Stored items
-=-=-=-=-

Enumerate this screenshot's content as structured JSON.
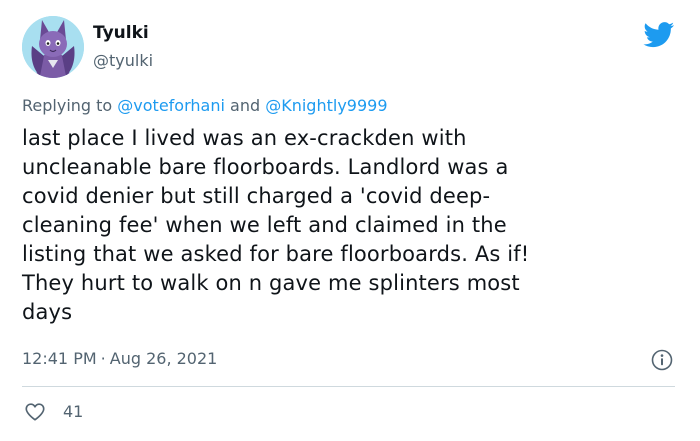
{
  "user": {
    "display_name": "Tyulki",
    "handle": "@tyulki",
    "avatar_icon": "furry-character-avatar"
  },
  "reply": {
    "prefix": "Replying to",
    "mention_1": "@voteforhani",
    "conjunction": "and",
    "mention_2": "@Knightly9999"
  },
  "tweet": {
    "lines": [
      "last place I lived was an ex-crackden with",
      "uncleanable bare floorboards. Landlord was a",
      "covid denier but still charged a 'covid deep-",
      "cleaning fee' when we left and claimed in the",
      "listing that we asked for bare floorboards. As if!",
      "They hurt to walk on n gave me splinters most",
      "days"
    ]
  },
  "meta": {
    "time": "12:41 PM",
    "separator": "·",
    "date": "Aug 26, 2021"
  },
  "actions": {
    "like_count": "41"
  },
  "colors": {
    "twitter_blue": "#1d9bf0",
    "text": "#0f1419",
    "muted": "#536471",
    "divider": "#cfd9de"
  },
  "icons": {
    "brand": "twitter-bird-icon",
    "info": "info-icon",
    "like": "heart-icon"
  }
}
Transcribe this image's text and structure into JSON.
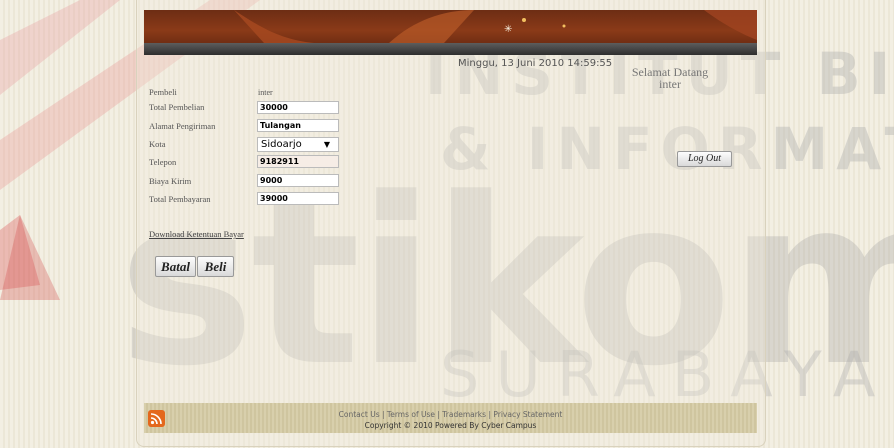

-=-=-=-=-

### [Aim of the exercise]
Pictures are to be left out; repeat all the remaining data exactly.

### [Exercise solution]
Enumerate this screenshot's content as structured JSON.
{
  "user": {
    "display_name": "Tyulki",
    "handle": "@tyulki",
    "avatar_icon": "furry-character-avatar"
  },
  "reply": {
    "prefix": "Replying to",
    "mention_1": "@voteforhani",
    "conjunction": "and",
    "mention_2": "@Knightly9999"
  },
  "tweet": {
    "lines": [
      "last place I lived was an ex-crackden with",
      "uncleanable bare floorboards. Landlord was a",
      "covid denier but still charged a 'covid deep-",
      "cleaning fee' when we left and claimed in the",
      "listing that we asked for bare floorboards. As if!",
      "They hurt to walk on n gave me splinters most",
      "days"
    ]
  },
  "meta": {
    "time": "12:41 PM",
    "separator": "·",
    "date": "Aug 26, 2021"
  },
  "actions": {
    "like_count": "41"
  },
  "colors": {
    "twitter_blue": "#1d9bf0",
    "text": "#0f1419",
    "muted": "#536471",
    "divider": "#cfd9de"
  },
  "icons": {
    "brand": "twitter-bird-icon",
    "info": "info-icon",
    "like": "heart-icon"
  }
}
Transcribe this image's text and structure into JSON.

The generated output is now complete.